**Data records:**
● ● ● ● ● ● ●
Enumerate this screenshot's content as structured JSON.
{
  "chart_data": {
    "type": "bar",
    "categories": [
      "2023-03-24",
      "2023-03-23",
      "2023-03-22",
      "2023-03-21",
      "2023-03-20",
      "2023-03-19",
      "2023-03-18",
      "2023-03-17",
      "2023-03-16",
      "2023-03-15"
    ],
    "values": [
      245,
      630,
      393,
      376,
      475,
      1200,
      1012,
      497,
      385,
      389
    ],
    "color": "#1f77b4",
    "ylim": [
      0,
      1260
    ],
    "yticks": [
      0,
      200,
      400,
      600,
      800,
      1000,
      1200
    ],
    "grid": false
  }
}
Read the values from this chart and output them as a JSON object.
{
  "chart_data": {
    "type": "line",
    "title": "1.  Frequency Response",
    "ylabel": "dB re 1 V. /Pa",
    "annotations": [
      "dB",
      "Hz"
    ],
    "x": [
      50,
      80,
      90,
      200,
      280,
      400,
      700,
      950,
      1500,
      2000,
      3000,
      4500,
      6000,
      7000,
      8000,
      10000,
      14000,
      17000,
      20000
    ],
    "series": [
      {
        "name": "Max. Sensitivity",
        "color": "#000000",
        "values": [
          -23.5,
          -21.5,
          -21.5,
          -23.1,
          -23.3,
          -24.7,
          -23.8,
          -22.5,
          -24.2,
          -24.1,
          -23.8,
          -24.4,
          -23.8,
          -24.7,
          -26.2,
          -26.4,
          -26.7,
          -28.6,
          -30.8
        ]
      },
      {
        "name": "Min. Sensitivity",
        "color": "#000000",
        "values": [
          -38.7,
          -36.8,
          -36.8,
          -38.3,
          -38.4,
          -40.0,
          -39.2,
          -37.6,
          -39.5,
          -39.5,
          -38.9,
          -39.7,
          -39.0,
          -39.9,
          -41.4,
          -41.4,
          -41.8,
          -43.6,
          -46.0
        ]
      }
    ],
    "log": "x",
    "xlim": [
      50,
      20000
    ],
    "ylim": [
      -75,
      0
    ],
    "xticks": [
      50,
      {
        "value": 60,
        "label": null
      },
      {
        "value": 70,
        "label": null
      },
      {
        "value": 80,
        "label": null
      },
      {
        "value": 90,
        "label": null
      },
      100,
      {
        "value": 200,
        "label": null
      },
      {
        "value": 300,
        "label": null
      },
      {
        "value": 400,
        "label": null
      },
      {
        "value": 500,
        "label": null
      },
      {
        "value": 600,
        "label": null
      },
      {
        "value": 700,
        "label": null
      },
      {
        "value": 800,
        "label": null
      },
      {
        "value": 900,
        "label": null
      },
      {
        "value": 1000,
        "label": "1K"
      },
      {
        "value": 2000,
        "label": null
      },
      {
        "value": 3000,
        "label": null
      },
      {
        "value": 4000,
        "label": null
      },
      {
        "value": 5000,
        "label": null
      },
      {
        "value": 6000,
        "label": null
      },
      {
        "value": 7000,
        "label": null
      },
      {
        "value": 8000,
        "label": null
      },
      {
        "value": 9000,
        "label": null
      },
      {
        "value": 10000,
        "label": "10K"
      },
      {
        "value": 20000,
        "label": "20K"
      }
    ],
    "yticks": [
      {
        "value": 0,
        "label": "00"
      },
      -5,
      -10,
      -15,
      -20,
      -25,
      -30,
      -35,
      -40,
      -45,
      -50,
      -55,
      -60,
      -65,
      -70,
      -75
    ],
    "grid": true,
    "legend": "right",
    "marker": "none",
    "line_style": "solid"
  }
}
● ● ● ● ● ● ●
**Problem:** Identify the lines above with the word "name". Copy them.

**The reply:**
        "name": "Max. Sensitivity",
        "name": "Min. Sensitivity",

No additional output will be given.